** The problem **
Gather all lines in the data that hold the string "screenshot".

+--

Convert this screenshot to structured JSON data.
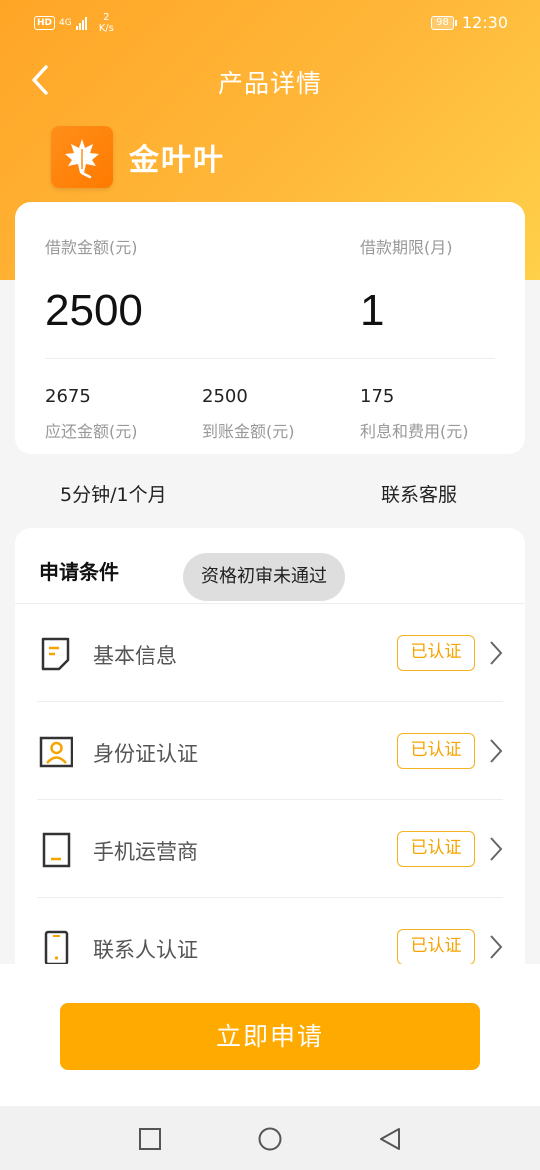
{
  "status_bar": {
    "hd": "HD",
    "network": "4G",
    "speed_value": "2",
    "speed_unit": "K/s",
    "battery": "98",
    "time": "12:30"
  },
  "header": {
    "title": "产品详情"
  },
  "brand": {
    "name": "金叶叶"
  },
  "loan": {
    "amount_label": "借款金额(元)",
    "amount": "2500",
    "term_label": "借款期限(月)",
    "term": "1",
    "repay_value": "2675",
    "repay_label": "应还金额(元)",
    "received_value": "2500",
    "received_label": "到账金额(元)",
    "fee_value": "175",
    "fee_label": "利息和费用(元)"
  },
  "info": {
    "duration": "5分钟/1个月",
    "service": "联系客服"
  },
  "conditions": {
    "title": "申请条件",
    "toast": "资格初审未通过",
    "items": [
      {
        "label": "基本信息",
        "status": "已认证",
        "icon": "document-icon"
      },
      {
        "label": "身份证认证",
        "status": "已认证",
        "icon": "id-card-icon"
      },
      {
        "label": "手机运营商",
        "status": "已认证",
        "icon": "tablet-icon"
      },
      {
        "label": "联系人认证",
        "status": "已认证",
        "icon": "phone-icon"
      }
    ]
  },
  "actions": {
    "apply_label": "立即申请"
  },
  "colors": {
    "accent": "#ffaa00",
    "badge": "#f5a400",
    "header_start": "#ffa526",
    "header_end": "#ffd04a"
  }
}
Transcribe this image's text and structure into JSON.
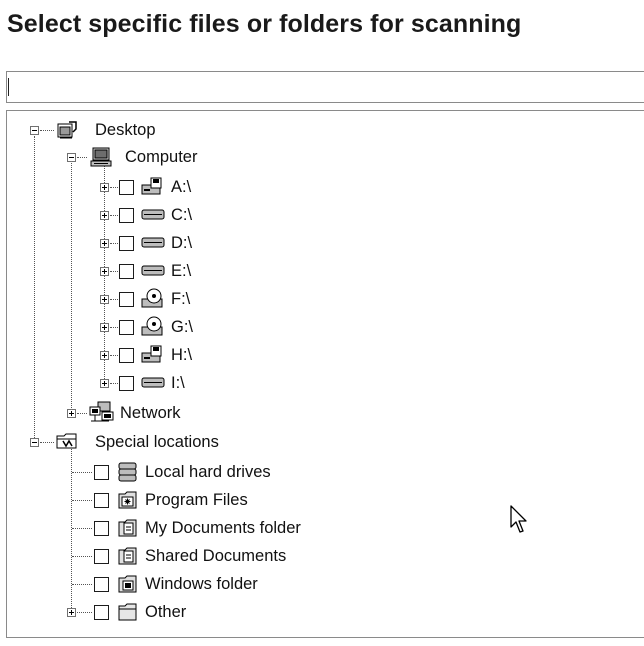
{
  "dialog": {
    "title": "Select specific files or folders for scanning",
    "path_value": ""
  },
  "tree": {
    "desktop": {
      "label": "Desktop",
      "computer": {
        "label": "Computer",
        "drives": [
          {
            "label": "A:\\",
            "icon": "floppy-drive-icon"
          },
          {
            "label": "C:\\",
            "icon": "hard-drive-icon"
          },
          {
            "label": "D:\\",
            "icon": "hard-drive-icon"
          },
          {
            "label": "E:\\",
            "icon": "hard-drive-icon"
          },
          {
            "label": "F:\\",
            "icon": "cd-drive-icon"
          },
          {
            "label": "G:\\",
            "icon": "cd-drive-icon"
          },
          {
            "label": "H:\\",
            "icon": "floppy-drive-icon"
          },
          {
            "label": "I:\\",
            "icon": "hard-drive-icon"
          }
        ]
      },
      "network": {
        "label": "Network"
      }
    },
    "special": {
      "label": "Special locations",
      "items": [
        {
          "label": "Local hard drives",
          "icon": "hard-drives-icon"
        },
        {
          "label": "Program Files",
          "icon": "program-files-icon"
        },
        {
          "label": "My Documents folder",
          "icon": "documents-folder-icon"
        },
        {
          "label": "Shared Documents",
          "icon": "documents-folder-icon"
        },
        {
          "label": "Windows folder",
          "icon": "windows-folder-icon"
        },
        {
          "label": "Other",
          "icon": "folder-icon"
        }
      ]
    }
  }
}
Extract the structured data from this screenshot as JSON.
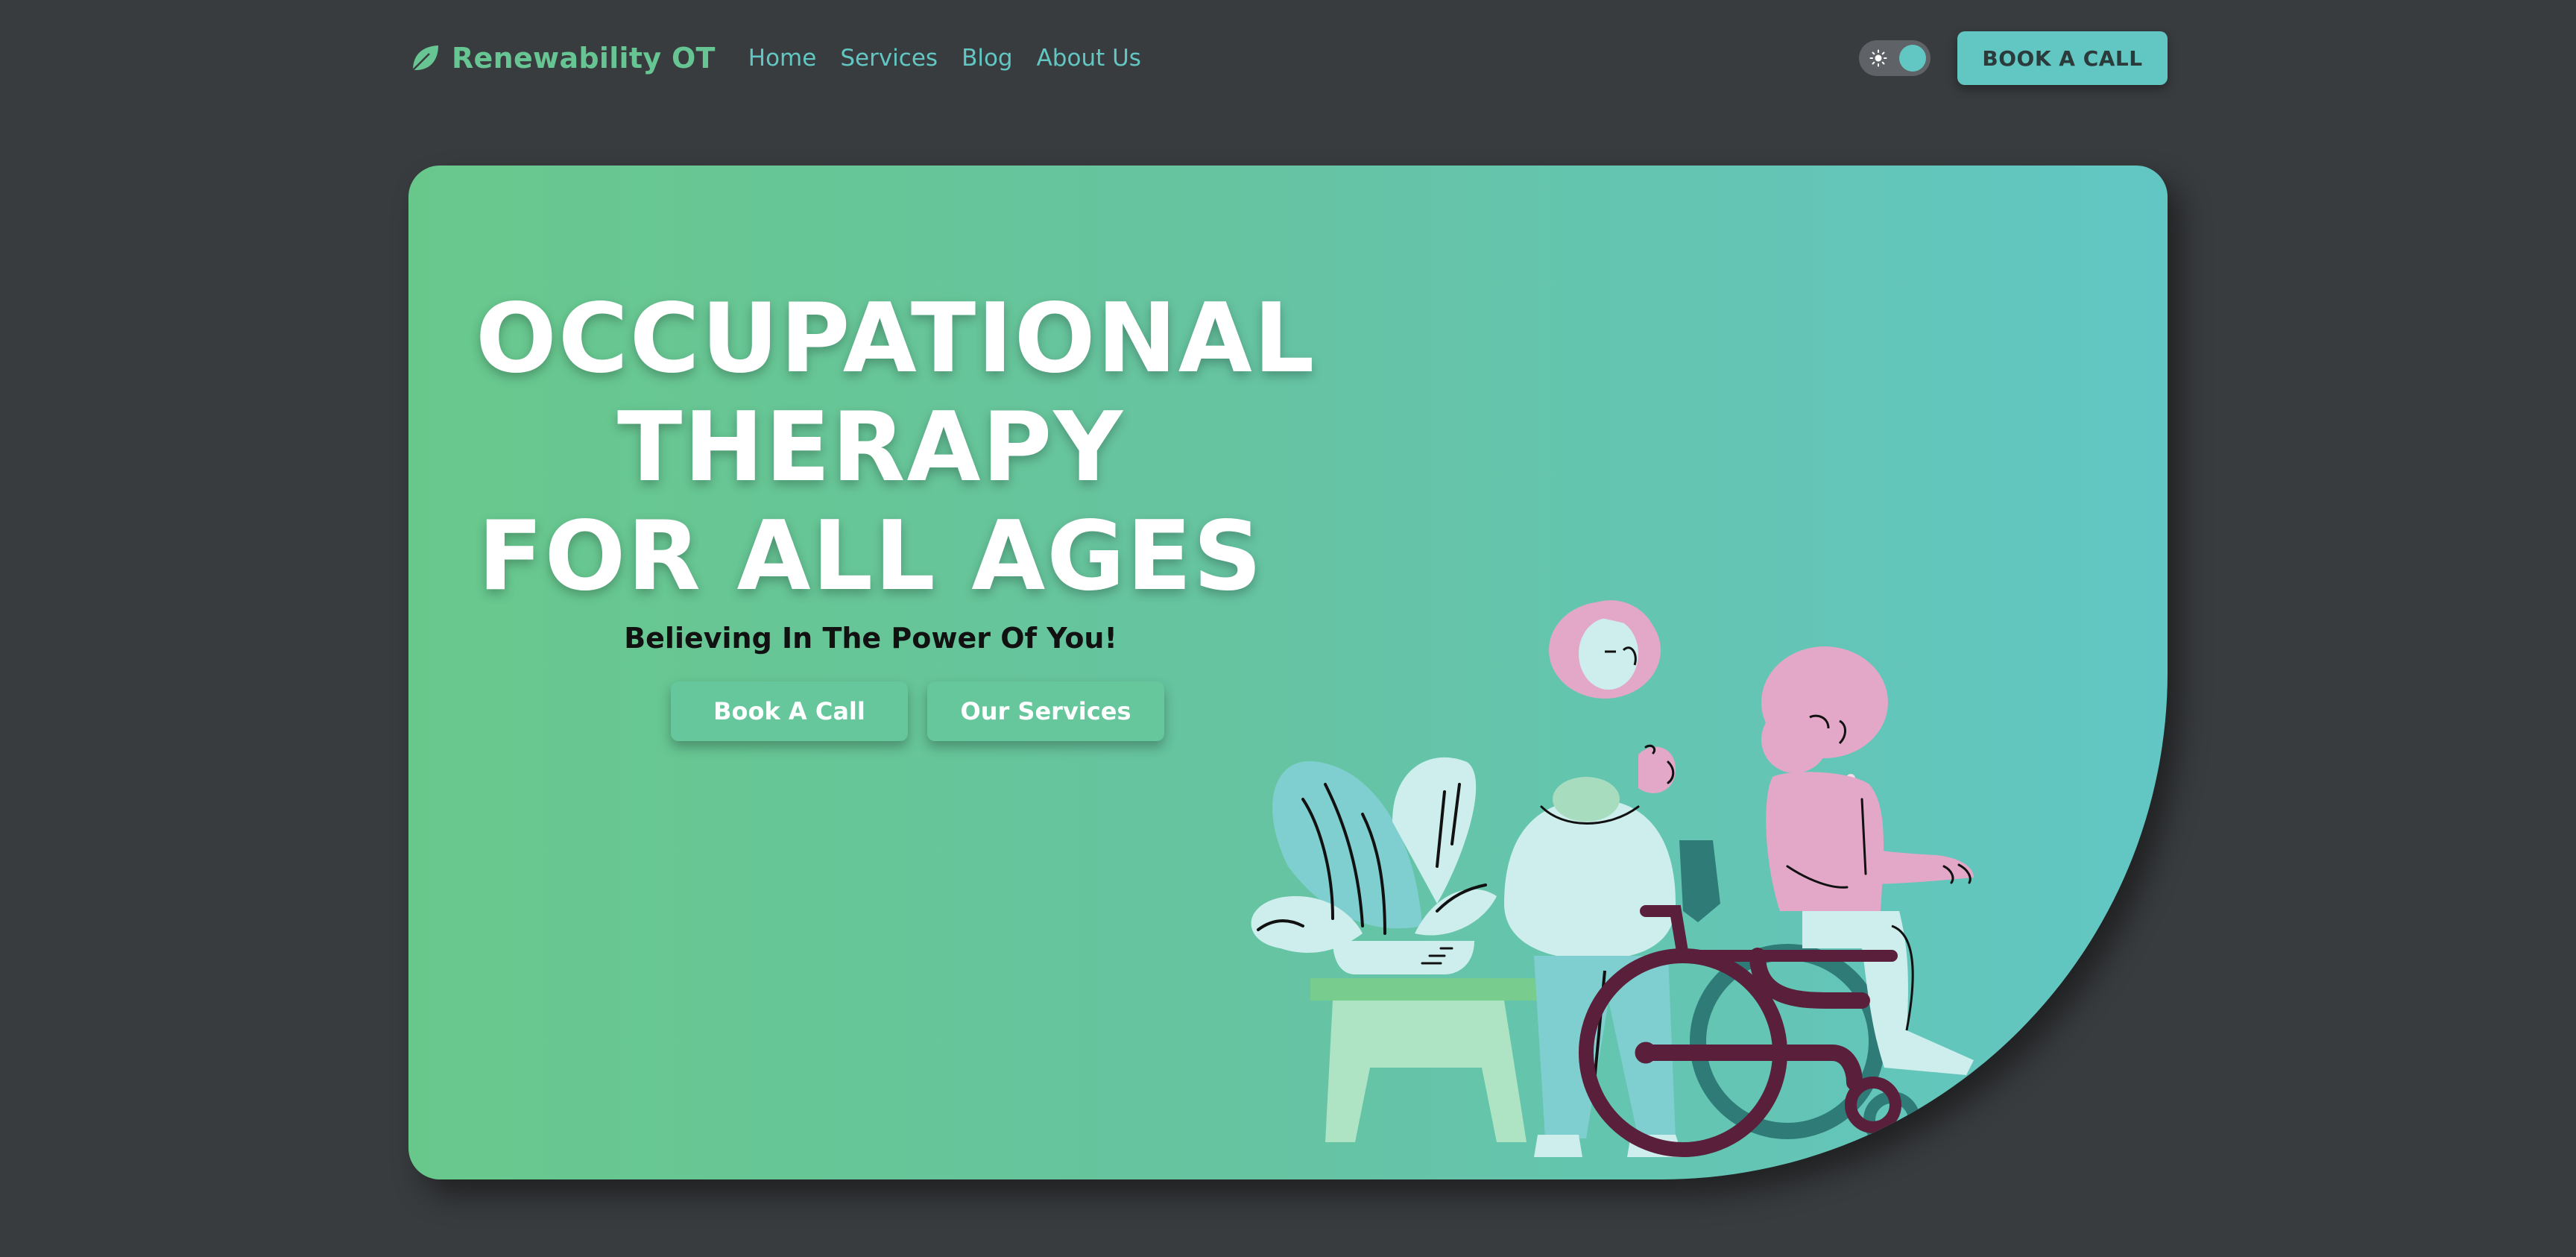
{
  "nav": {
    "brand": "Renewability OT",
    "links": [
      "Home",
      "Services",
      "Blog",
      "About Us"
    ],
    "cta_label": "BOOK A CALL",
    "logo_icon": "leaf-icon",
    "toggle_icon": "sun-icon"
  },
  "hero": {
    "title_lines": [
      "OCCUPATIONAL",
      "THERAPY",
      "FOR ALL AGES"
    ],
    "subtitle": "Believing In The Power Of You!",
    "primary_button": "Book A Call",
    "secondary_button": "Our Services",
    "illustration": "therapist-with-wheelchair-client-illustration"
  },
  "colors": {
    "page_bg": "#393c3f",
    "accent_green": "#67c493",
    "accent_teal": "#62c6c2",
    "hero_gradient_start": "#68c88c",
    "hero_gradient_end": "#62c6c4",
    "figure_pink": "#e3a8c8",
    "wheelchair": "#5a1f3a"
  }
}
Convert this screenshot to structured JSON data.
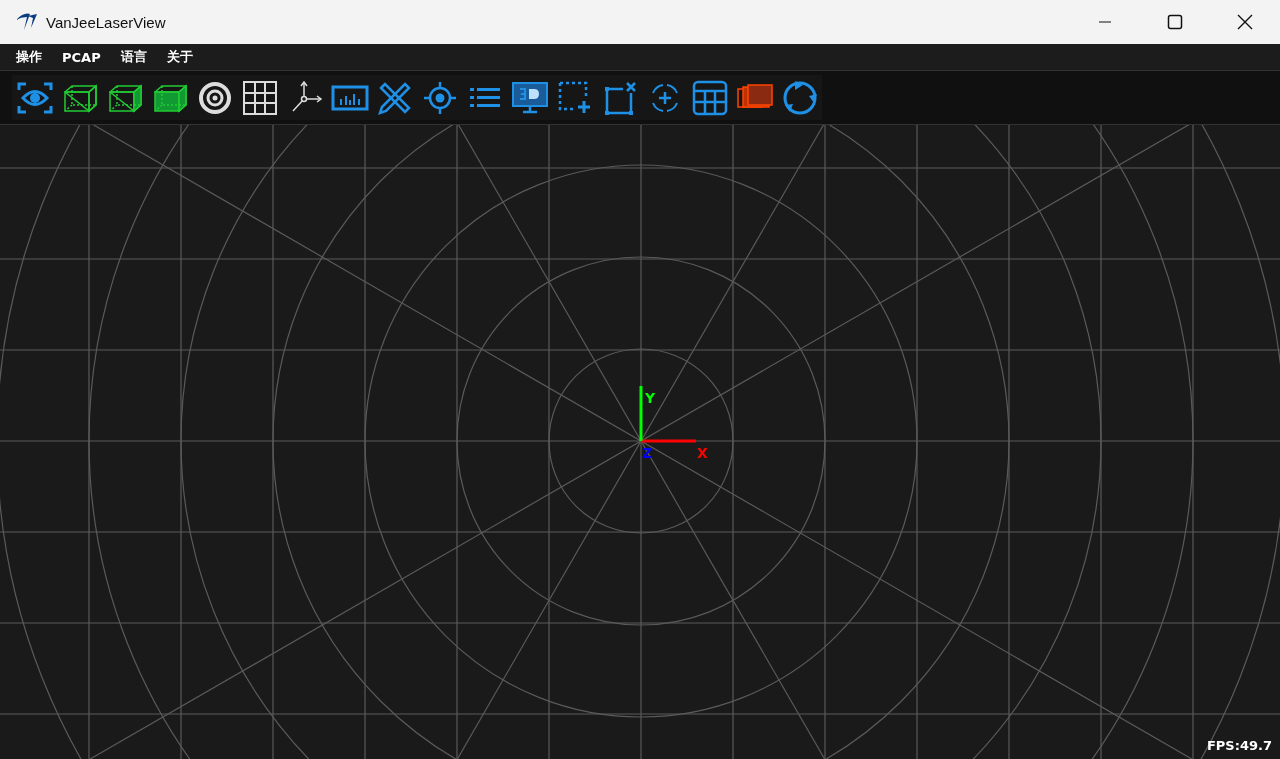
{
  "window": {
    "title": "VanJeeLaserView"
  },
  "menu": [
    {
      "label": "操作"
    },
    {
      "label": "PCAP"
    },
    {
      "label": "语言"
    },
    {
      "label": "关于"
    }
  ],
  "toolbar": [
    {
      "kind": "eye"
    },
    {
      "kind": "cube-empty"
    },
    {
      "kind": "cube-half"
    },
    {
      "kind": "cube-full"
    },
    {
      "kind": "target"
    },
    {
      "kind": "grid"
    },
    {
      "kind": "axes"
    },
    {
      "kind": "chart"
    },
    {
      "kind": "ruler"
    },
    {
      "kind": "crosshair"
    },
    {
      "kind": "list"
    },
    {
      "kind": "monitor"
    },
    {
      "kind": "select-add"
    },
    {
      "kind": "select-remove"
    },
    {
      "kind": "rotate-center"
    },
    {
      "kind": "table"
    },
    {
      "kind": "layers"
    },
    {
      "kind": "refresh"
    }
  ],
  "viewport": {
    "axes": [
      {
        "label": "X",
        "color": "#ff0000"
      },
      {
        "label": "Y",
        "color": "#00ff00"
      },
      {
        "label": "Z",
        "color": "#0000ff"
      }
    ],
    "fps": "FPS:49.7"
  }
}
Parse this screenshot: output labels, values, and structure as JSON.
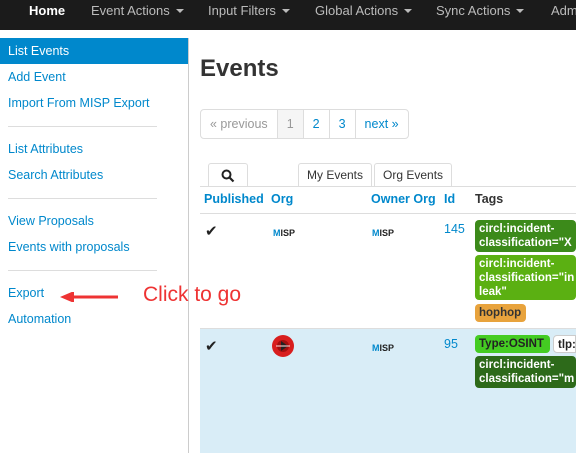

+--

** Expected output **
Convert this screenshot to structured JSON data.
Extract the structured data from this screenshot as JSON.
Convert this screenshot to structured JSON data.
Parse this screenshot: output labels, values, and structure as JSON.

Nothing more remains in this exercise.